[Chart and figure data]

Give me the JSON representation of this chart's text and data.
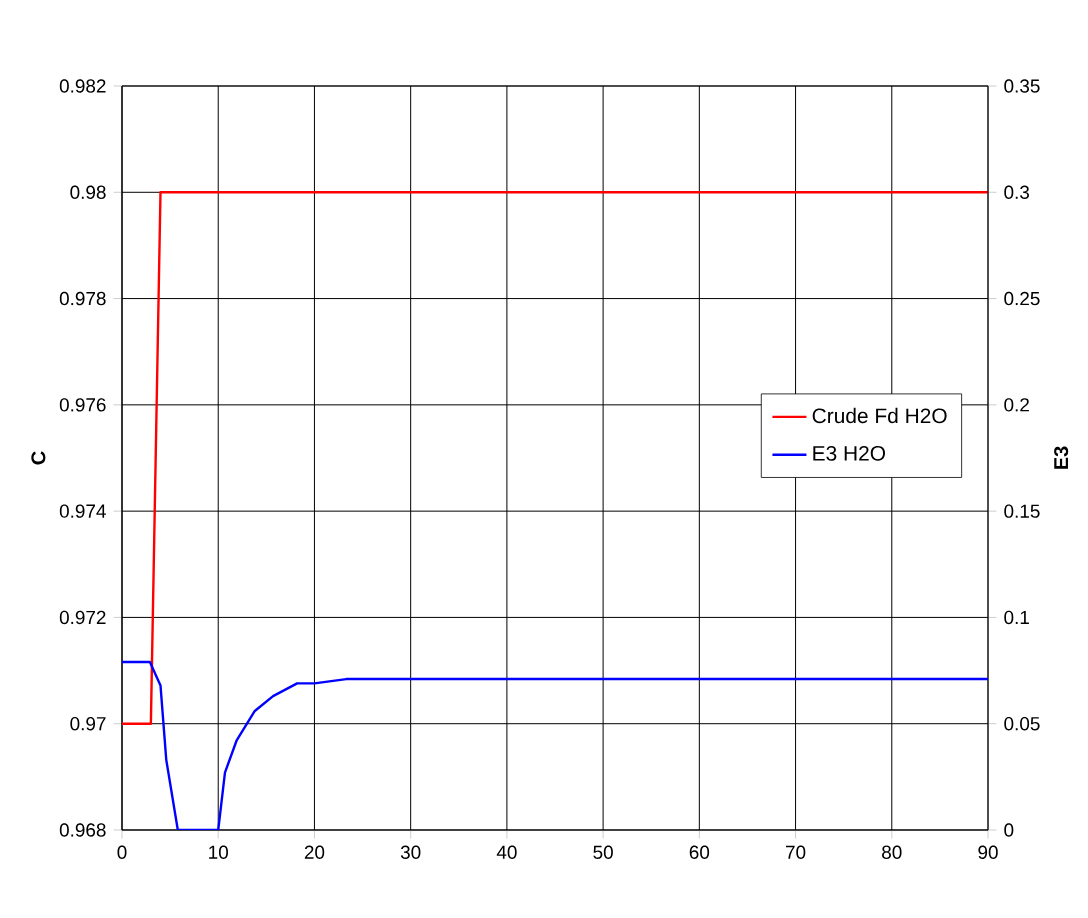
{
  "chart_data": {
    "type": "line",
    "ylabel": "C",
    "y2label": "E3",
    "xlim": [
      0,
      90
    ],
    "xticks": [
      0,
      10,
      20,
      30,
      40,
      50,
      60,
      70,
      80,
      90
    ],
    "ylim": [
      0.968,
      0.982
    ],
    "yticks": [
      0.968,
      0.97,
      0.972,
      0.974,
      0.976,
      0.978,
      0.98,
      0.982
    ],
    "y2lim": [
      0,
      0.35
    ],
    "y2ticks": [
      0,
      0.05,
      0.1,
      0.15,
      0.2,
      0.25,
      0.3,
      0.35
    ],
    "grid": true,
    "legend": "right",
    "marker": "none",
    "line_style": "solid",
    "series": [
      {
        "name": "Crude Fd H2O",
        "color": "#ff0000",
        "x": [
          0,
          3,
          4,
          90
        ],
        "values": [
          0.97,
          0.97,
          0.98,
          0.98
        ]
      },
      {
        "name": "E3 H2O",
        "color": "#0000ff",
        "axis": "y2",
        "x": [
          0,
          2.9,
          4,
          4.6,
          5.8,
          10,
          10.7,
          11.9,
          13.8,
          15.7,
          18.2,
          20,
          23.3,
          90
        ],
        "values": [
          0.079,
          0.079,
          0.068,
          0.033,
          0,
          0,
          0.027,
          0.042,
          0.056,
          0.063,
          0.069,
          0.069,
          0.071,
          0.071
        ]
      }
    ]
  }
}
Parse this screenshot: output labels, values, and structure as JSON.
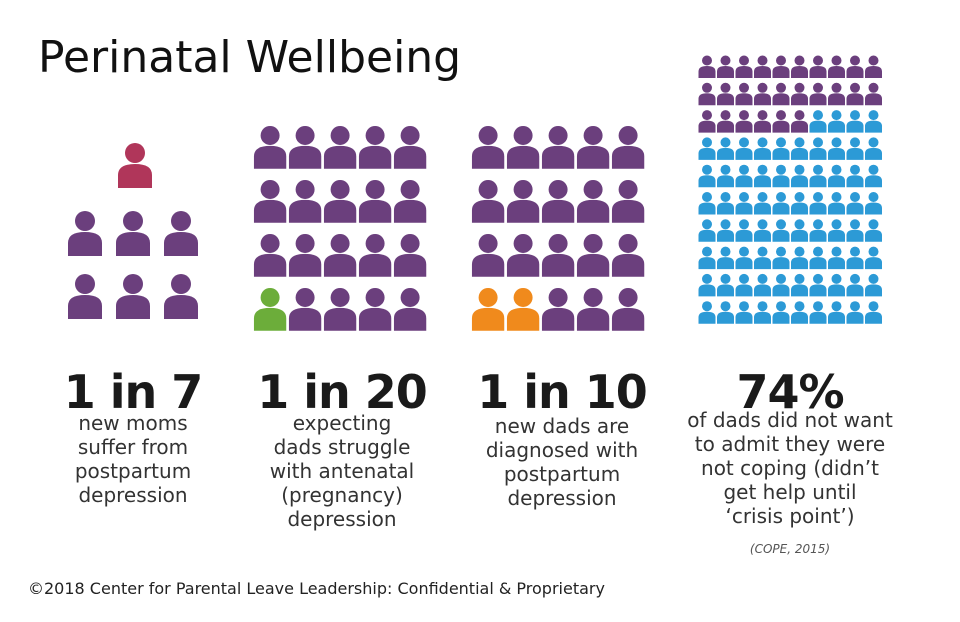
{
  "title": "Perinatal Wellbeing",
  "panels": [
    {
      "stat": "1 in 7",
      "lines": [
        "new moms",
        "suffer from",
        "postpartum",
        "depression"
      ]
    },
    {
      "stat": "1 in 20",
      "lines": [
        "expecting",
        "dads struggle",
        "with antenatal",
        "(pregnancy)",
        "depression"
      ]
    },
    {
      "stat": "1 in 10",
      "lines": [
        "new dads are",
        "diagnosed with",
        "postpartum",
        "depression"
      ]
    },
    {
      "stat": "74%",
      "lines": [
        "of dads did not want",
        "to admit they were",
        "not coping (didn’t",
        "get help until",
        "‘crisis point’)"
      ]
    }
  ],
  "citation": "(COPE, 2015)",
  "footer": "©2018 Center for Parental Leave Leadership: Confidential & Proprietary"
}
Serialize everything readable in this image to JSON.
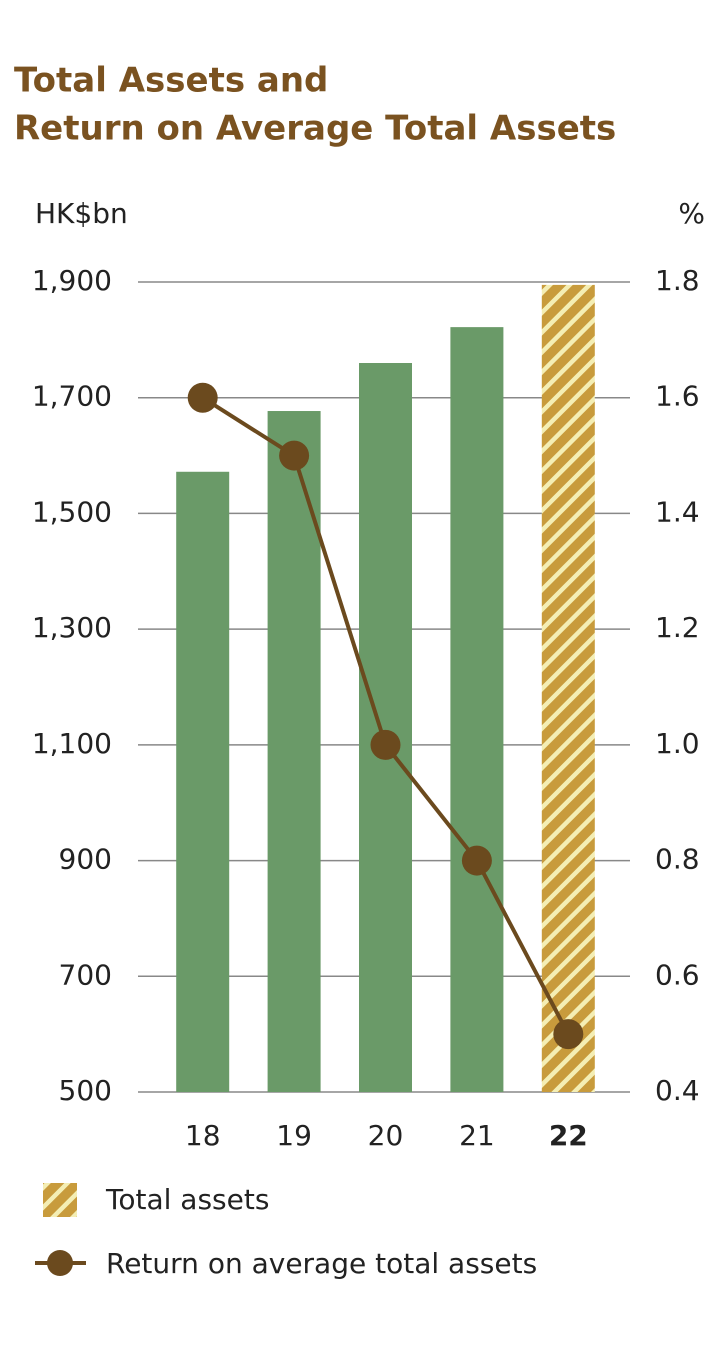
{
  "chart_data": {
    "type": "bar",
    "title": [
      "Total Assets and",
      "Return on Average Total Assets"
    ],
    "y_label": "HK$bn",
    "y2_label": "%",
    "categories": [
      "18",
      "19",
      "20",
      "21",
      "22"
    ],
    "series": [
      {
        "name": "Total assets",
        "type": "bar",
        "color": "#6a9a68",
        "highlight_color": "#c89b3c",
        "values": [
          1572,
          1677,
          1760,
          1822,
          1895
        ]
      },
      {
        "name": "Return on average total assets",
        "type": "line",
        "axis": "y2",
        "color": "#6b4a1e",
        "values": [
          1.6,
          1.5,
          1.0,
          0.8,
          0.5
        ]
      }
    ],
    "highlight_index": 4,
    "ylim": [
      500,
      1900
    ],
    "yticks": [
      500,
      700,
      900,
      {
        "value": 1100,
        "label": "1,100"
      },
      {
        "value": 1300,
        "label": "1,300"
      },
      {
        "value": 1500,
        "label": "1,500"
      },
      {
        "value": 1700,
        "label": "1,700"
      },
      {
        "value": 1900,
        "label": "1,900"
      }
    ],
    "y2lim": [
      0.4,
      1.8
    ],
    "y2ticks": [
      0.4,
      0.6,
      0.8,
      {
        "value": 1,
        "label": "1.0"
      },
      1.2,
      1.4,
      1.6,
      1.8
    ],
    "grid": true
  }
}
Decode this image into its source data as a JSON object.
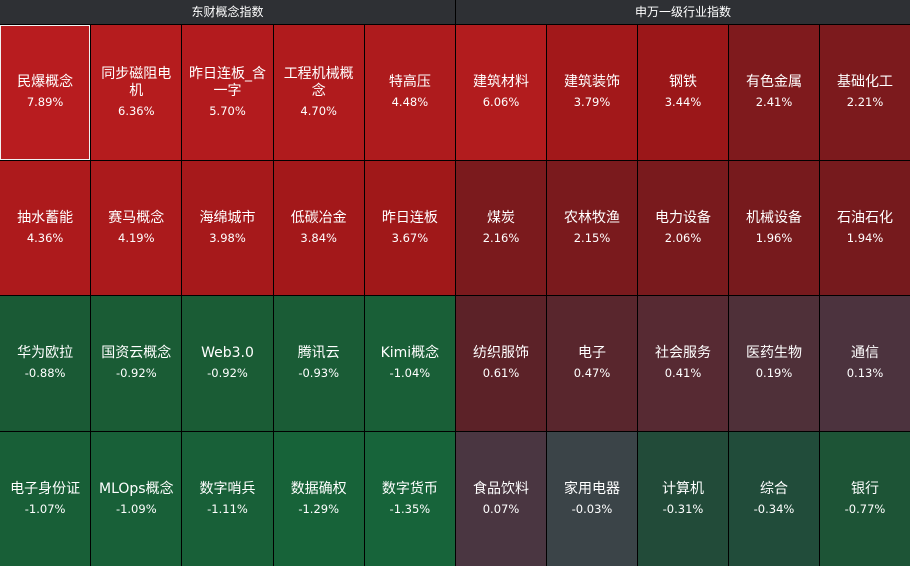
{
  "left_panel": {
    "title": "东财概念指数",
    "tiles": [
      {
        "name": "民爆概念",
        "pct": "7.89%",
        "color": "#b81c1f",
        "selected": true
      },
      {
        "name": "同步磁阻电机",
        "pct": "6.36%",
        "color": "#b51c1e"
      },
      {
        "name": "昨日连板_含一字",
        "pct": "5.70%",
        "color": "#b31b1e"
      },
      {
        "name": "工程机械概念",
        "pct": "4.70%",
        "color": "#b01b1d"
      },
      {
        "name": "特高压",
        "pct": "4.48%",
        "color": "#ae1b1d"
      },
      {
        "name": "抽水蓄能",
        "pct": "4.36%",
        "color": "#ad1a1c"
      },
      {
        "name": "赛马概念",
        "pct": "4.19%",
        "color": "#ab1a1c"
      },
      {
        "name": "海绵城市",
        "pct": "3.98%",
        "color": "#a6191b"
      },
      {
        "name": "低碳冶金",
        "pct": "3.84%",
        "color": "#a3181a"
      },
      {
        "name": "昨日连板",
        "pct": "3.67%",
        "color": "#a01819"
      },
      {
        "name": "华为欧拉",
        "pct": "-0.88%",
        "color": "#1a5a35"
      },
      {
        "name": "国资云概念",
        "pct": "-0.92%",
        "color": "#1a5c35"
      },
      {
        "name": "Web3.0",
        "pct": "-0.92%",
        "color": "#1a5c35"
      },
      {
        "name": "腾讯云",
        "pct": "-0.93%",
        "color": "#1a5c36"
      },
      {
        "name": "Kimi概念",
        "pct": "-1.04%",
        "color": "#195f37"
      },
      {
        "name": "电子身份证",
        "pct": "-1.07%",
        "color": "#185f37"
      },
      {
        "name": "MLOps概念",
        "pct": "-1.09%",
        "color": "#186038"
      },
      {
        "name": "数字哨兵",
        "pct": "-1.11%",
        "color": "#186038"
      },
      {
        "name": "数据确权",
        "pct": "-1.29%",
        "color": "#176339"
      },
      {
        "name": "数字货币",
        "pct": "-1.35%",
        "color": "#17643a"
      }
    ]
  },
  "right_panel": {
    "title": "申万一级行业指数",
    "tiles": [
      {
        "name": "建筑材料",
        "pct": "6.06%",
        "color": "#b21c1e"
      },
      {
        "name": "建筑装饰",
        "pct": "3.79%",
        "color": "#a2181a"
      },
      {
        "name": "钢铁",
        "pct": "3.44%",
        "color": "#9b1719"
      },
      {
        "name": "有色金属",
        "pct": "2.41%",
        "color": "#7f1a1d"
      },
      {
        "name": "基础化工",
        "pct": "2.21%",
        "color": "#7c1a1d"
      },
      {
        "name": "煤炭",
        "pct": "2.16%",
        "color": "#7b1a1d"
      },
      {
        "name": "农林牧渔",
        "pct": "2.15%",
        "color": "#7a1a1d"
      },
      {
        "name": "电力设备",
        "pct": "2.06%",
        "color": "#791a1d"
      },
      {
        "name": "机械设备",
        "pct": "1.96%",
        "color": "#771a1d"
      },
      {
        "name": "石油石化",
        "pct": "1.94%",
        "color": "#761a1d"
      },
      {
        "name": "纺织服饰",
        "pct": "0.61%",
        "color": "#5c2228"
      },
      {
        "name": "电子",
        "pct": "0.47%",
        "color": "#59262d"
      },
      {
        "name": "社会服务",
        "pct": "0.41%",
        "color": "#572a33"
      },
      {
        "name": "医药生物",
        "pct": "0.19%",
        "color": "#4f3039"
      },
      {
        "name": "通信",
        "pct": "0.13%",
        "color": "#4c333e"
      },
      {
        "name": "食品饮料",
        "pct": "0.07%",
        "color": "#4a3641"
      },
      {
        "name": "家用电器",
        "pct": "-0.03%",
        "color": "#3b4448"
      },
      {
        "name": "计算机",
        "pct": "-0.31%",
        "color": "#224b39"
      },
      {
        "name": "综合",
        "pct": "-0.34%",
        "color": "#214c3a"
      },
      {
        "name": "银行",
        "pct": "-0.77%",
        "color": "#1d5436"
      }
    ]
  }
}
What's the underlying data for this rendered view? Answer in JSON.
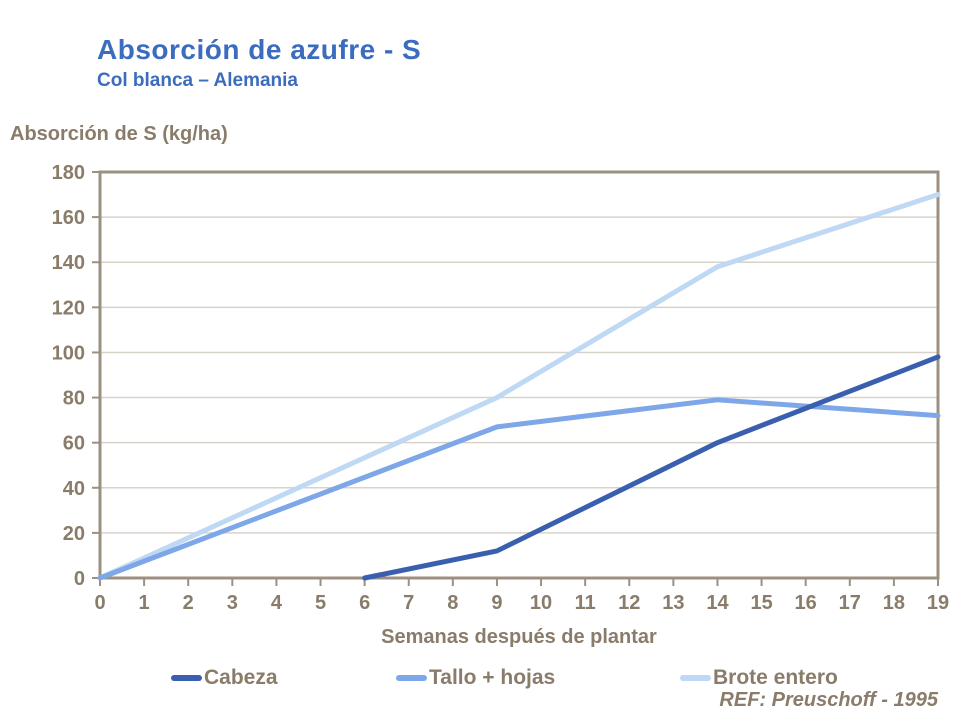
{
  "header": {
    "title": "Absorción de azufre - S",
    "subtitle": "Col blanca – Alemania"
  },
  "ref_note": "REF: Preuschoff - 1995",
  "colors": {
    "title_blue": "#3B6CBE",
    "text_taupe": "#8A7C6A",
    "axis_frame": "#9C9082",
    "gridline": "#D7D3CB",
    "background": "#FFFFFF"
  },
  "chart_data": {
    "type": "line",
    "title": "Absorción de azufre - S",
    "subtitle": "Col blanca – Alemania",
    "xlabel": "Semanas después de plantar",
    "ylabel": "Absorción de S (kg/ha)",
    "xlim": [
      0,
      19
    ],
    "ylim": [
      0,
      180
    ],
    "x_tick_step": 1,
    "y_tick_step": 20,
    "grid": "horizontal-only",
    "legend_position": "bottom",
    "line_width": 5,
    "series": [
      {
        "name": "Cabeza",
        "color": "#3A5FAE",
        "points": [
          [
            6,
            0
          ],
          [
            9,
            12
          ],
          [
            14,
            60
          ],
          [
            19,
            98
          ]
        ]
      },
      {
        "name": "Tallo + hojas",
        "color": "#7DA7E8",
        "points": [
          [
            0,
            0
          ],
          [
            9,
            67
          ],
          [
            14,
            79
          ],
          [
            19,
            72
          ]
        ]
      },
      {
        "name": "Brote entero",
        "color": "#BFD8F4",
        "points": [
          [
            0,
            0
          ],
          [
            9,
            80
          ],
          [
            14,
            138
          ],
          [
            19,
            170
          ]
        ]
      }
    ]
  }
}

-- TASK OBJECTIVE --
Of all the lines above, how many contain the word "dads"? Give the number and nothing else.

-- COMPLETED EXERCISE --
3